Pull each line holding the word "JSON" from the data.

====

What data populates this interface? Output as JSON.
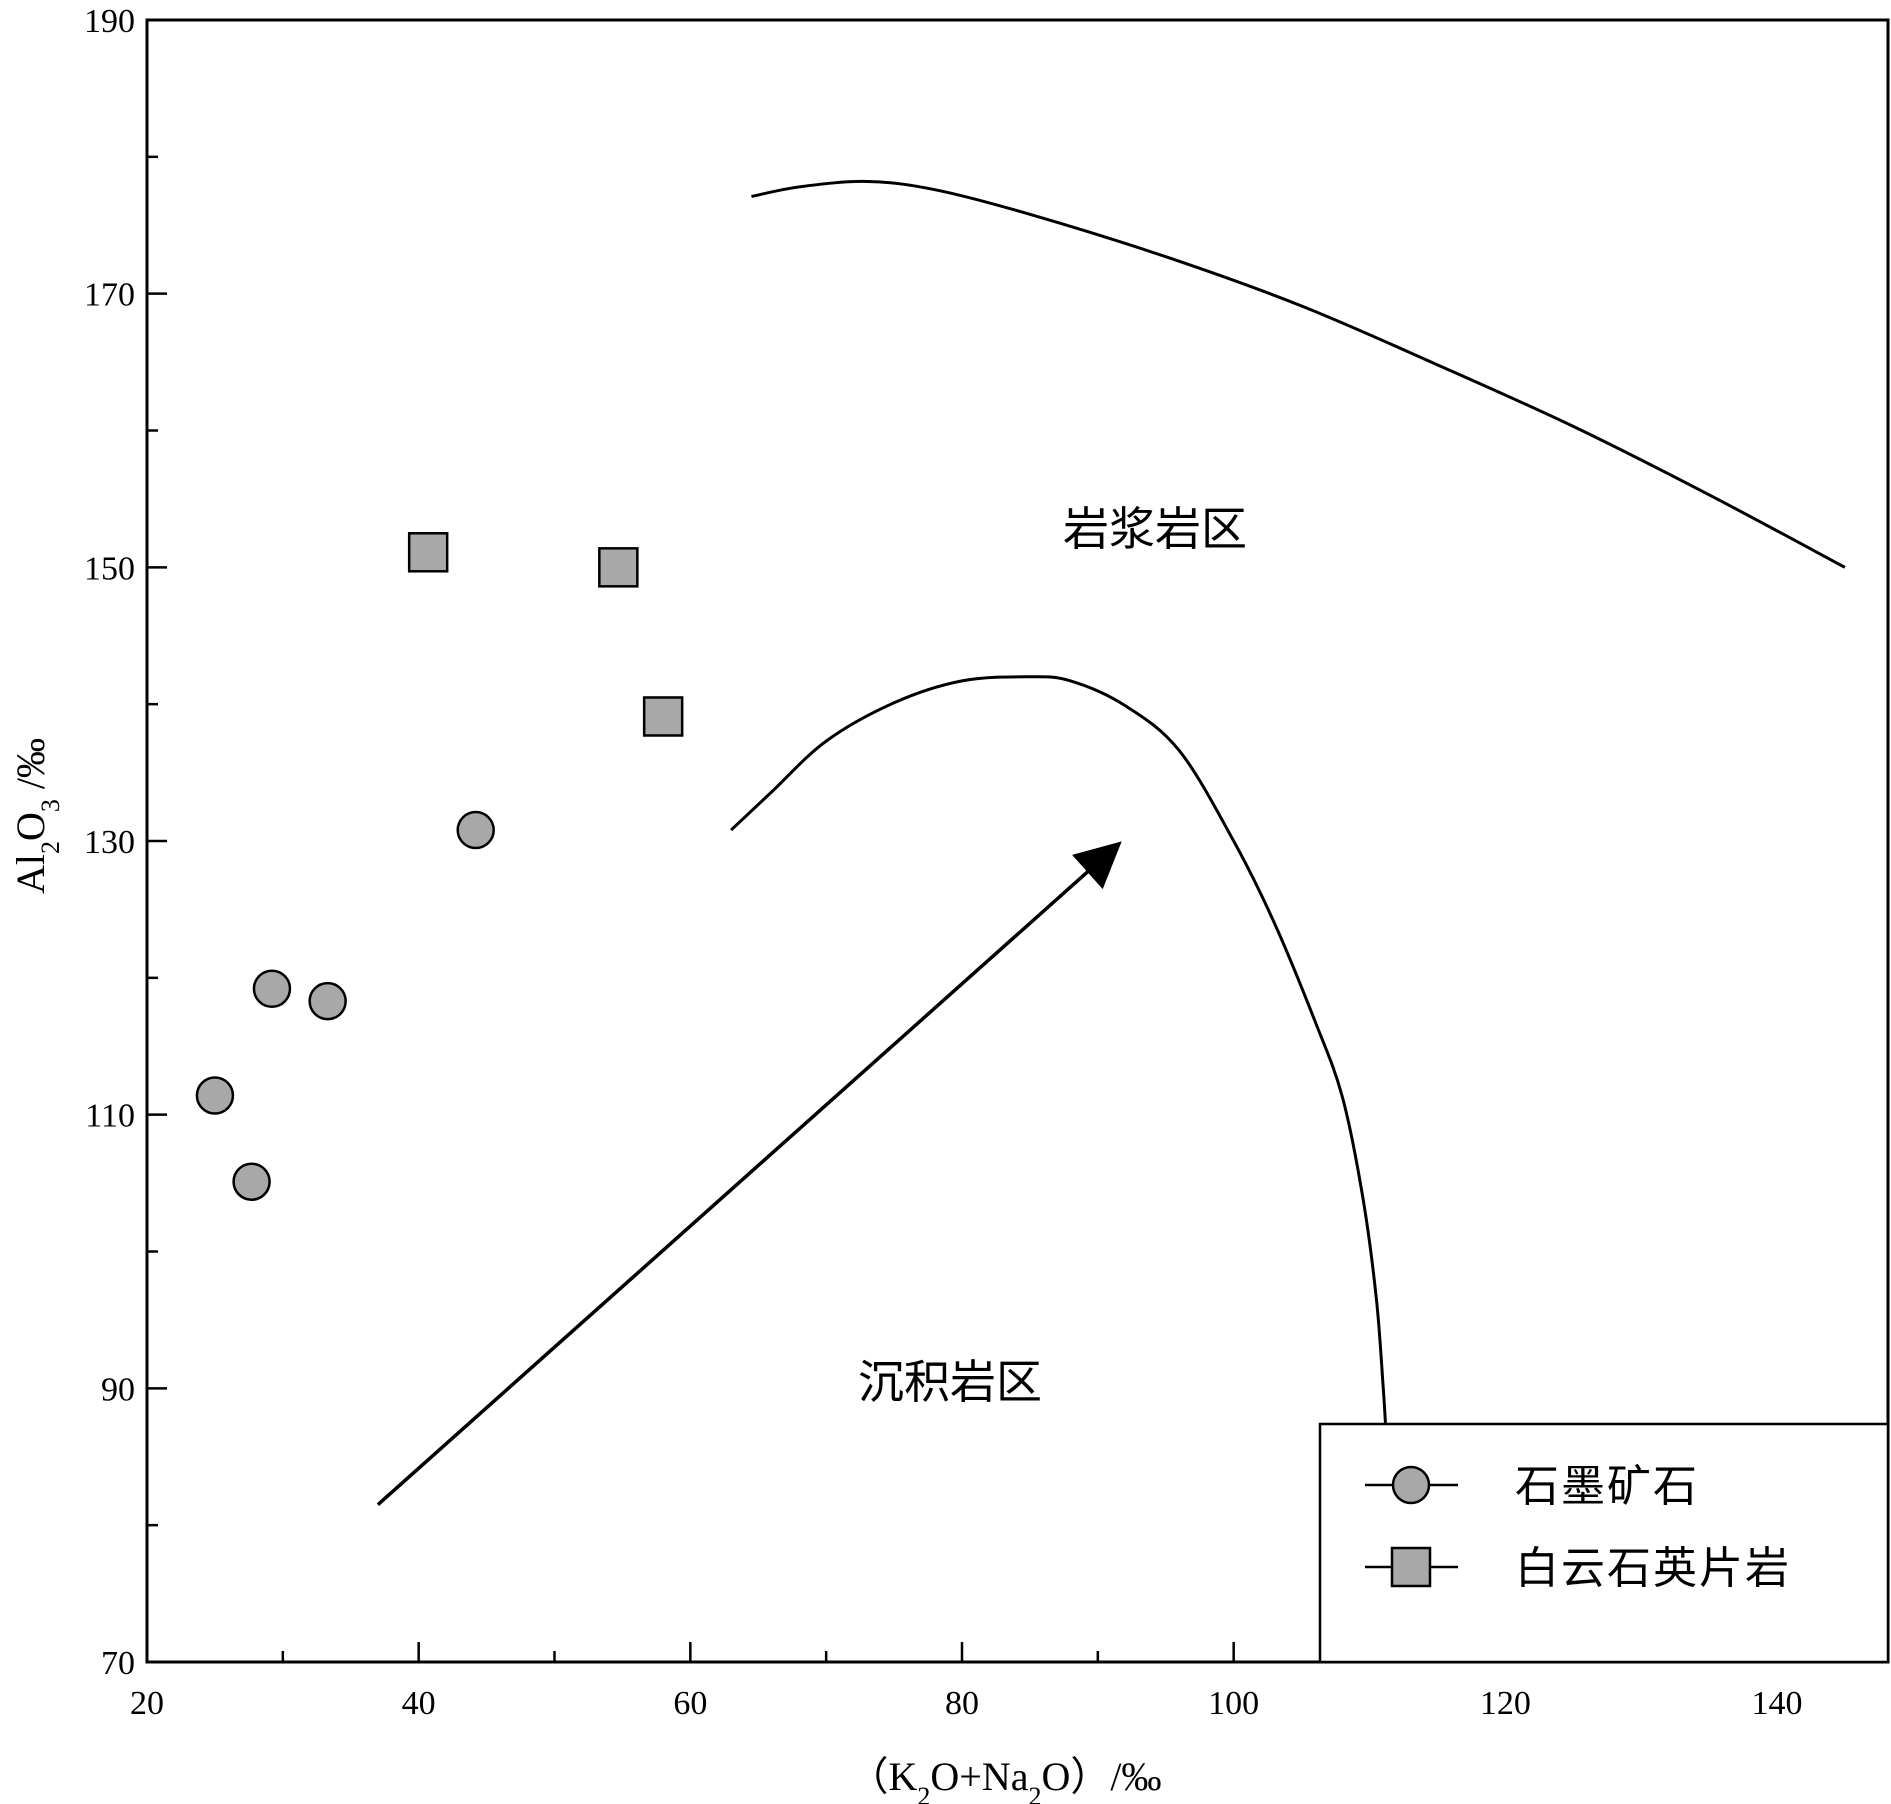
{
  "chart_data": {
    "type": "scatter",
    "title": "",
    "xlabel": {
      "pre": "（K",
      "sub1": "2",
      "mid": "O+Na",
      "sub2": "2",
      "post": "O）/‰"
    },
    "ylabel": {
      "pre": "Al",
      "sub1": "2",
      "mid": "O",
      "sub2": "3",
      "post": " /‰"
    },
    "xlim": [
      20,
      148
    ],
    "ylim": [
      70,
      190
    ],
    "x_ticks": [
      "20",
      "40",
      "60",
      "80",
      "100",
      "120",
      "140"
    ],
    "y_ticks": [
      "70",
      "90",
      "110",
      "130",
      "150",
      "170",
      "190"
    ],
    "grid": false,
    "legend_position": "bottom-right",
    "series": [
      {
        "name": "石墨矿石",
        "marker": "circle",
        "color": "#a8a8a8",
        "points": [
          [
            25.0,
            111.4
          ],
          [
            27.7,
            105.1
          ],
          [
            29.2,
            119.2
          ],
          [
            33.3,
            118.3
          ],
          [
            44.2,
            130.8
          ]
        ]
      },
      {
        "name": "白云石英片岩",
        "marker": "square",
        "color": "#a8a8a8",
        "points": [
          [
            40.7,
            151.1
          ],
          [
            54.7,
            150.0
          ],
          [
            58.0,
            139.1
          ]
        ]
      }
    ],
    "boundary_curves": [
      {
        "name": "upper",
        "points": [
          [
            64.5,
            177.1
          ],
          [
            68,
            177.8
          ],
          [
            73,
            178.2
          ],
          [
            78,
            177.6
          ],
          [
            85,
            175.8
          ],
          [
            95,
            172.7
          ],
          [
            105,
            169.1
          ],
          [
            115,
            164.8
          ],
          [
            125,
            160.3
          ],
          [
            135,
            155.3
          ],
          [
            145.0,
            150.0
          ]
        ]
      },
      {
        "name": "lower",
        "points": [
          [
            63.0,
            130.8
          ],
          [
            66,
            133.6
          ],
          [
            70,
            137.3
          ],
          [
            75,
            140.1
          ],
          [
            80,
            141.7
          ],
          [
            85,
            142.0
          ],
          [
            88,
            141.7
          ],
          [
            92,
            139.9
          ],
          [
            96,
            136.6
          ],
          [
            100,
            130.0
          ],
          [
            103,
            124.0
          ],
          [
            106,
            116.8
          ],
          [
            108,
            111.3
          ],
          [
            109.5,
            104.0
          ],
          [
            110.5,
            96.6
          ],
          [
            111.0,
            90.2
          ],
          [
            111.2,
            87.0
          ]
        ]
      }
    ],
    "annotations": [
      {
        "text": "岩浆岩区",
        "x": 86,
        "y": 151.3
      },
      {
        "text": "沉积岩区",
        "x": 68.5,
        "y": 150.0
      }
    ],
    "arrow": {
      "from": [
        37.0,
        81.5
      ],
      "to": [
        91.0,
        129.3
      ]
    }
  }
}
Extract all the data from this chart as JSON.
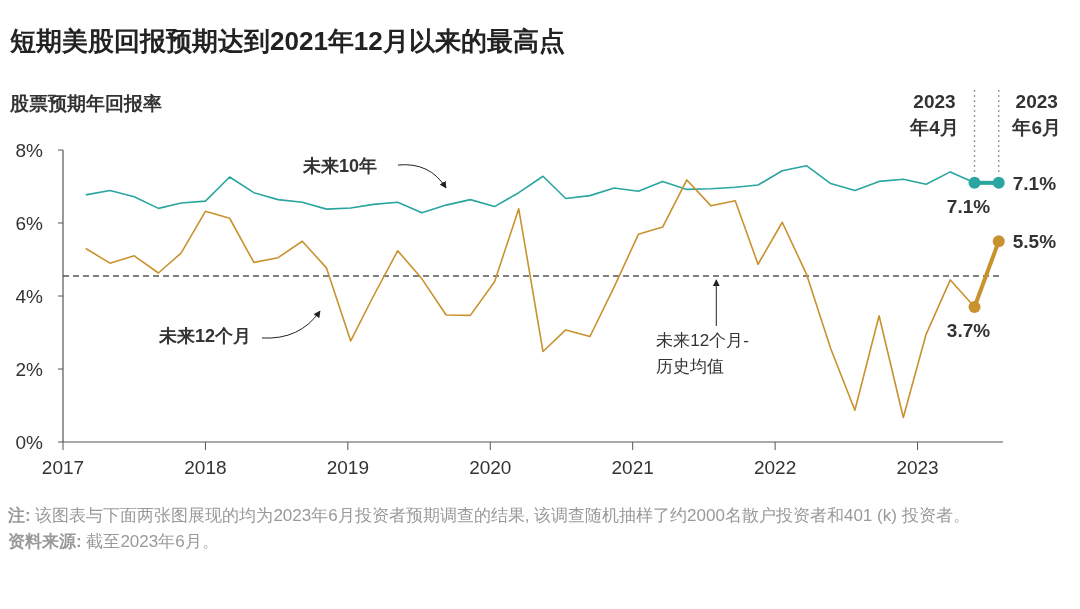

====

→ Answer in full
What data populates this interface? Output as JSON.
Extract all the data from this chart as JSON.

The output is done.